What is needed :: Look through the lines below and extract each one that contains "JSON".

Data tied to figure images:
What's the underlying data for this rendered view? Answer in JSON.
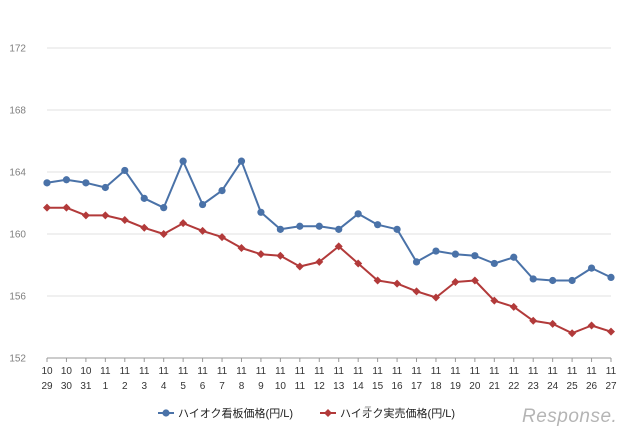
{
  "chart_data": {
    "type": "line",
    "title": "",
    "xlabel": "",
    "ylabel": "",
    "ylim": [
      152,
      172
    ],
    "yticks": [
      152,
      156,
      160,
      164,
      168,
      172
    ],
    "grid": true,
    "legend_position": "bottom",
    "categories": [
      [
        "10",
        "29"
      ],
      [
        "10",
        "30"
      ],
      [
        "10",
        "31"
      ],
      [
        "11",
        "1"
      ],
      [
        "11",
        "2"
      ],
      [
        "11",
        "3"
      ],
      [
        "11",
        "4"
      ],
      [
        "11",
        "5"
      ],
      [
        "11",
        "6"
      ],
      [
        "11",
        "7"
      ],
      [
        "11",
        "8"
      ],
      [
        "11",
        "9"
      ],
      [
        "11",
        "10"
      ],
      [
        "11",
        "11"
      ],
      [
        "11",
        "12"
      ],
      [
        "11",
        "13"
      ],
      [
        "11",
        "14"
      ],
      [
        "11",
        "15"
      ],
      [
        "11",
        "16"
      ],
      [
        "11",
        "17"
      ],
      [
        "11",
        "18"
      ],
      [
        "11",
        "19"
      ],
      [
        "11",
        "20"
      ],
      [
        "11",
        "21"
      ],
      [
        "11",
        "22"
      ],
      [
        "11",
        "23"
      ],
      [
        "11",
        "24"
      ],
      [
        "11",
        "25"
      ],
      [
        "11",
        "26"
      ],
      [
        "11",
        "27"
      ]
    ],
    "series": [
      {
        "name": "ハイオク看板価格(円/L)",
        "color": "#4a72a8",
        "marker": "circle",
        "values": [
          163.3,
          163.5,
          163.3,
          163.0,
          164.1,
          162.3,
          161.7,
          164.7,
          161.9,
          162.8,
          164.7,
          161.4,
          160.3,
          160.5,
          160.5,
          160.3,
          161.3,
          160.6,
          160.3,
          158.2,
          158.9,
          158.7,
          158.6,
          158.1,
          158.5,
          157.1,
          157.0,
          157.0,
          157.8,
          157.2
        ]
      },
      {
        "name": "ハイオク実売価格(円/L)",
        "color": "#b23a3a",
        "marker": "diamond",
        "values": [
          161.7,
          161.7,
          161.2,
          161.2,
          160.9,
          160.4,
          160.0,
          160.7,
          160.2,
          159.8,
          159.1,
          158.7,
          158.6,
          157.9,
          158.2,
          159.2,
          158.1,
          157.0,
          156.8,
          156.3,
          155.9,
          156.9,
          157.0,
          155.7,
          155.3,
          154.4,
          154.2,
          153.6,
          154.1,
          153.7
        ]
      }
    ]
  },
  "watermark": {
    "text": "Response."
  }
}
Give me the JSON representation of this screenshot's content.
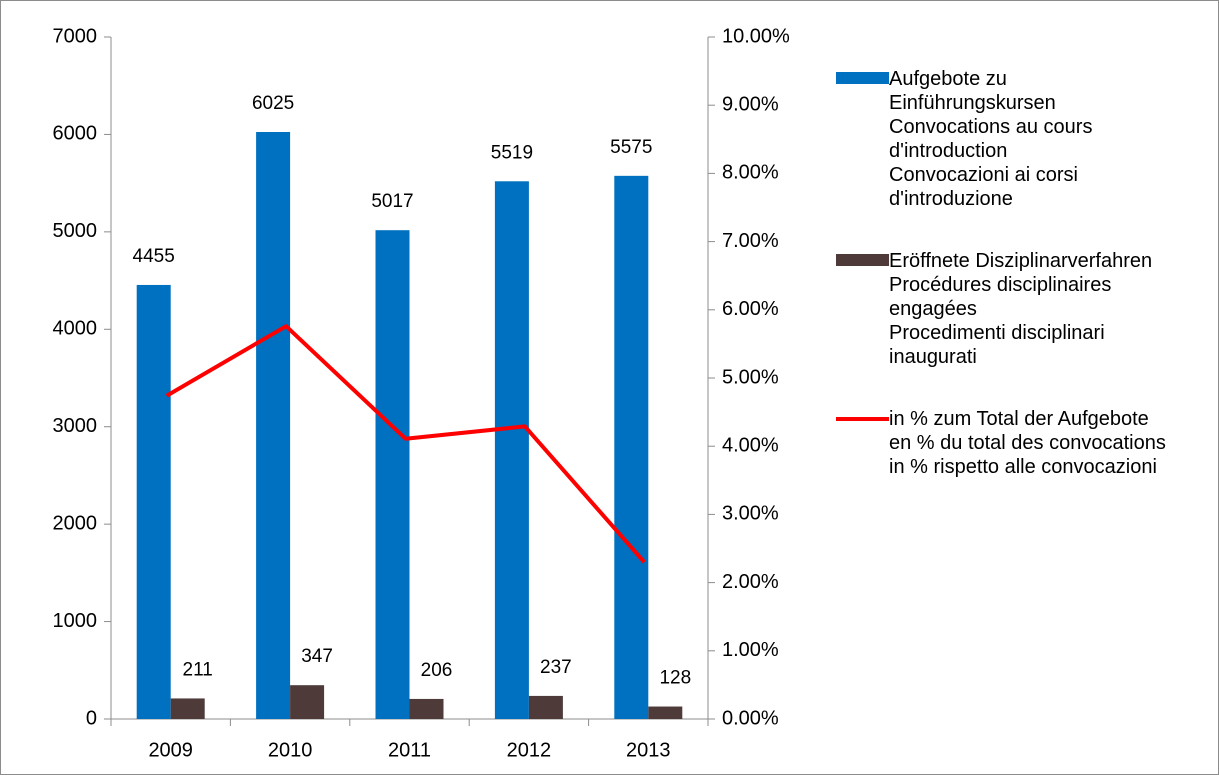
{
  "chart_data": {
    "type": "bar",
    "categories": [
      "2009",
      "2010",
      "2011",
      "2012",
      "2013"
    ],
    "series": [
      {
        "name": "Aufgebote zu Einführungskursen\nConvocations au cours d'introduction\nConvocazioni ai corsi d'introduzione",
        "color": "#0070c0",
        "values": [
          4455,
          6025,
          5017,
          5519,
          5575
        ]
      },
      {
        "name": "Eröffnete Disziplinarverfahren\nProcédures disciplinaires engagées\nProcedimenti disciplinari inaugurati",
        "color": "#4f3a3a",
        "values": [
          211,
          347,
          206,
          237,
          128
        ]
      },
      {
        "name": "in % zum Total der Aufgebote\nen % du total des convocations\nin % rispetto alle convocazioni",
        "color": "#ff0000",
        "type": "line",
        "axis": "y2",
        "values": [
          4.74,
          5.76,
          4.11,
          4.29,
          2.3
        ]
      }
    ],
    "ylim": [
      0,
      7000
    ],
    "yticks": [
      0,
      1000,
      2000,
      3000,
      4000,
      5000,
      6000,
      7000
    ],
    "y2lim": [
      0,
      10
    ],
    "y2ticks": [
      {
        "value": 0,
        "label": "0.00%"
      },
      {
        "value": 1,
        "label": "1.00%"
      },
      {
        "value": 2,
        "label": "2.00%"
      },
      {
        "value": 3,
        "label": "3.00%"
      },
      {
        "value": 4,
        "label": "4.00%"
      },
      {
        "value": 5,
        "label": "5.00%"
      },
      {
        "value": 6,
        "label": "6.00%"
      },
      {
        "value": 7,
        "label": "7.00%"
      },
      {
        "value": 8,
        "label": "8.00%"
      },
      {
        "value": 9,
        "label": "9.00%"
      },
      {
        "value": 10,
        "label": "10.00%"
      }
    ],
    "grid": false,
    "legend": "right"
  }
}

Result of this exercise ::
What's the underlying data for this rendered view? Answer in JSON.
Give me the JSON representation of this screenshot's content.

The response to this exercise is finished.